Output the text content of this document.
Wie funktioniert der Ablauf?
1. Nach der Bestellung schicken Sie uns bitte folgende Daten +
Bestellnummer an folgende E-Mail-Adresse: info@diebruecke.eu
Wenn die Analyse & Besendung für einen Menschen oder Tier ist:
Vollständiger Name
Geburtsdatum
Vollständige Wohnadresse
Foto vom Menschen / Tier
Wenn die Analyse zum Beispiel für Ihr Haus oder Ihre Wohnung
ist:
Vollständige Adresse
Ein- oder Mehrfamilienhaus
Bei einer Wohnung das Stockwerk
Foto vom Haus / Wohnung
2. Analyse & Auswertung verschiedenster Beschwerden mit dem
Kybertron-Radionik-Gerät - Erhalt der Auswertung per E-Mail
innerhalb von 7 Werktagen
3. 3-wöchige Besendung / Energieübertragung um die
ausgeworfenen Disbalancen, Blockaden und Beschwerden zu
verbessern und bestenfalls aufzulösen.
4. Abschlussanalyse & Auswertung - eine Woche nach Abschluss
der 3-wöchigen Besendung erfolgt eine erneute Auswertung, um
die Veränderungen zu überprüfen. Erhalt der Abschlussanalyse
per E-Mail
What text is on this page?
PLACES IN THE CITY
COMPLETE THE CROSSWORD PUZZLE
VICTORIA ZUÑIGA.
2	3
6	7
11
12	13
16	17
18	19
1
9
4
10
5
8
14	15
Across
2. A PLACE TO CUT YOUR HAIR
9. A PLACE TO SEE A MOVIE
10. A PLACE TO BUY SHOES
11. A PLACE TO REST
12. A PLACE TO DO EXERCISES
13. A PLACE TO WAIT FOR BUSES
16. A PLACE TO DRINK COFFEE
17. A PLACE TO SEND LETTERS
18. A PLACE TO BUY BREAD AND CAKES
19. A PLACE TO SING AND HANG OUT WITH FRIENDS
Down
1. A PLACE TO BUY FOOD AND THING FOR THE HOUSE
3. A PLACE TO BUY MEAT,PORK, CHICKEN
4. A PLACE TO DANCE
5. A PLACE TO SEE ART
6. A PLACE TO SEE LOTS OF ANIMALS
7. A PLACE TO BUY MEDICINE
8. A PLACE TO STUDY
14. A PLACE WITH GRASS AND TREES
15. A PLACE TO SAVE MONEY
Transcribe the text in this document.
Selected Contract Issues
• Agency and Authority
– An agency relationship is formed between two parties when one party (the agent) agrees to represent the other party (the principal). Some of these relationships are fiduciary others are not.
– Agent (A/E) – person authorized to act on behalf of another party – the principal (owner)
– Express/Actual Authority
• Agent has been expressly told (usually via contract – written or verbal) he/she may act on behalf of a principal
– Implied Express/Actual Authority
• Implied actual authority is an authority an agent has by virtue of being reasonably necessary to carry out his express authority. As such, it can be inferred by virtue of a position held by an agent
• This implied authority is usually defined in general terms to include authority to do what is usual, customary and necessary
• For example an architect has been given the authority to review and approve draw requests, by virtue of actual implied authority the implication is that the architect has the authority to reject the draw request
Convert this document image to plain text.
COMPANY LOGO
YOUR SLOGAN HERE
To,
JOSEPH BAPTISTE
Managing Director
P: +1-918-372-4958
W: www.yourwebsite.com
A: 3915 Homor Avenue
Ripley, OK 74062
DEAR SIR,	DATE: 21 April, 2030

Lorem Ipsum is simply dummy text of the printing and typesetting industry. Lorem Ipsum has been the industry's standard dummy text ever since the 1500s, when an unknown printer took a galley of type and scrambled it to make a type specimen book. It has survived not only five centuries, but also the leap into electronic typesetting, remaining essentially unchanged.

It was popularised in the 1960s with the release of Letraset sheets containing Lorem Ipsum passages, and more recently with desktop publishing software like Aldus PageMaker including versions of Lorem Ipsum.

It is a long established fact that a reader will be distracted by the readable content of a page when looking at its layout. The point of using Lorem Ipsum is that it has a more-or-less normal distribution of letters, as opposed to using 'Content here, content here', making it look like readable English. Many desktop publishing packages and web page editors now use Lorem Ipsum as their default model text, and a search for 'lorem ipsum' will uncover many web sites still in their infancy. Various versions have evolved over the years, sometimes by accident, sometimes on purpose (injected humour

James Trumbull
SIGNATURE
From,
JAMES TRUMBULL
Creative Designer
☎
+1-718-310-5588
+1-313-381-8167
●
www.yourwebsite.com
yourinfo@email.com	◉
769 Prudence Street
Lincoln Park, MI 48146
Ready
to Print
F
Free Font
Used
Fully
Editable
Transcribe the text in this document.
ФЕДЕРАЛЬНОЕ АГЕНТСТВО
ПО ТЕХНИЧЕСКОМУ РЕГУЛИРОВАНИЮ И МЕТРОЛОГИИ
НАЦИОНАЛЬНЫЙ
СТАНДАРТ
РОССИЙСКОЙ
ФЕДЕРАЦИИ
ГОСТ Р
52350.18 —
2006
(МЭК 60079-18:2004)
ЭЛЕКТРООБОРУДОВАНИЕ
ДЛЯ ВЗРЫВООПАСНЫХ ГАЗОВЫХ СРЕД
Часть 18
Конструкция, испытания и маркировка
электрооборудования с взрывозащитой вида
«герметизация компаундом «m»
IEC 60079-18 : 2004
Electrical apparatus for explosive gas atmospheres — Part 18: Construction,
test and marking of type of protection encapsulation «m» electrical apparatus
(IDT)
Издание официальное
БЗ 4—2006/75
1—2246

======

* [Written task]:
Pick out and copy the lines of the entries that hold the string "been".

* [Answer to the task]:
• Agent has been expressly told (usually via contract – written or verbal) he/she may act on behalf of a principal
• For example an architect has been given the authority to review and approve draw requests, by virtue of actual implied authority the implication is that the architect has the authority to reject the draw request
Lorem Ipsum is simply dummy text of the printing and typesetting industry. Lorem Ipsum has been the industry's standard dummy text ever since the 1500s, when an unknown printer took a galley of type and scrambled it to make a type specimen book. It has survived not only five centuries, but also the leap into electronic typesetting, remaining essentially unchanged.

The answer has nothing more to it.